--- START ---
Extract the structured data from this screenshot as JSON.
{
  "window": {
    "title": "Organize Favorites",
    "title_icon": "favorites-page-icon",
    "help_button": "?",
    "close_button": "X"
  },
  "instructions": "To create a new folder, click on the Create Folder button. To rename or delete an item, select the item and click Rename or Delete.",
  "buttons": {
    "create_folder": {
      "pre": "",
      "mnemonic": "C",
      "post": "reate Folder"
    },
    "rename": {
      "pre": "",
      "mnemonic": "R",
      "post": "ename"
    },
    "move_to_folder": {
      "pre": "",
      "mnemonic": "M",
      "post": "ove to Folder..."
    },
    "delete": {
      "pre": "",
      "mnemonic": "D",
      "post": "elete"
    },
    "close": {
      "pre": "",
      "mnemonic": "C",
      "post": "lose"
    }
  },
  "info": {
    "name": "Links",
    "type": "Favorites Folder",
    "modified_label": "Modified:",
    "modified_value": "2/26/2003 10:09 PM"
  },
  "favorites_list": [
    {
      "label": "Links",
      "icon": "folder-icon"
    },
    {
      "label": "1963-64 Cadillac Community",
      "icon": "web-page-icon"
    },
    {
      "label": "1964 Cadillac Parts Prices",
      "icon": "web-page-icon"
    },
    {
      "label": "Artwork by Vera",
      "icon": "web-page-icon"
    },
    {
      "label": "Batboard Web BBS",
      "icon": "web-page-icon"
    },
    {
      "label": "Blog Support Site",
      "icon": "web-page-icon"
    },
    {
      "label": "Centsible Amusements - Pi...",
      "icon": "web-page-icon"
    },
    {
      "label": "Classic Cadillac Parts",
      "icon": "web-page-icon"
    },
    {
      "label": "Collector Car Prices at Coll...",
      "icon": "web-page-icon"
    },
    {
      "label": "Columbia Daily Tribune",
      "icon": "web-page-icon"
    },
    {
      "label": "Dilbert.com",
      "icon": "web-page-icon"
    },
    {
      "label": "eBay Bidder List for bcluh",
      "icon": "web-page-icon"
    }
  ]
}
--- END ---
* _The problem_
Reproduce each entry from the records above, character for character.

* _Answer for this exercise_
Extract the structured data from this screenshot as JSON.
{
  "window": {
    "title": "Organize Favorites",
    "title_icon": "favorites-page-icon",
    "help_button": "?",
    "close_button": "X"
  },
  "instructions": "To create a new folder, click on the Create Folder button. To rename or delete an item, select the item and click Rename or Delete.",
  "buttons": {
    "create_folder": {
      "pre": "",
      "mnemonic": "C",
      "post": "reate Folder"
    },
    "rename": {
      "pre": "",
      "mnemonic": "R",
      "post": "ename"
    },
    "move_to_folder": {
      "pre": "",
      "mnemonic": "M",
      "post": "ove to Folder..."
    },
    "delete": {
      "pre": "",
      "mnemonic": "D",
      "post": "elete"
    },
    "close": {
      "pre": "",
      "mnemonic": "C",
      "post": "lose"
    }
  },
  "info": {
    "name": "Links",
    "type": "Favorites Folder",
    "modified_label": "Modified:",
    "modified_value": "2/26/2003 10:09 PM"
  },
  "favorites_list": [
    {
      "label": "Links",
      "icon": "folder-icon"
    },
    {
      "label": "1963-64 Cadillac Community",
      "icon": "web-page-icon"
    },
    {
      "label": "1964 Cadillac Parts Prices",
      "icon": "web-page-icon"
    },
    {
      "label": "Artwork by Vera",
      "icon": "web-page-icon"
    },
    {
      "label": "Batboard Web BBS",
      "icon": "web-page-icon"
    },
    {
      "label": "Blog Support Site",
      "icon": "web-page-icon"
    },
    {
      "label": "Centsible Amusements - Pi...",
      "icon": "web-page-icon"
    },
    {
      "label": "Classic Cadillac Parts",
      "icon": "web-page-icon"
    },
    {
      "label": "Collector Car Prices at Coll...",
      "icon": "web-page-icon"
    },
    {
      "label": "Columbia Daily Tribune",
      "icon": "web-page-icon"
    },
    {
      "label": "Dilbert.com",
      "icon": "web-page-icon"
    },
    {
      "label": "eBay Bidder List for bcluh",
      "icon": "web-page-icon"
    }
  ]
}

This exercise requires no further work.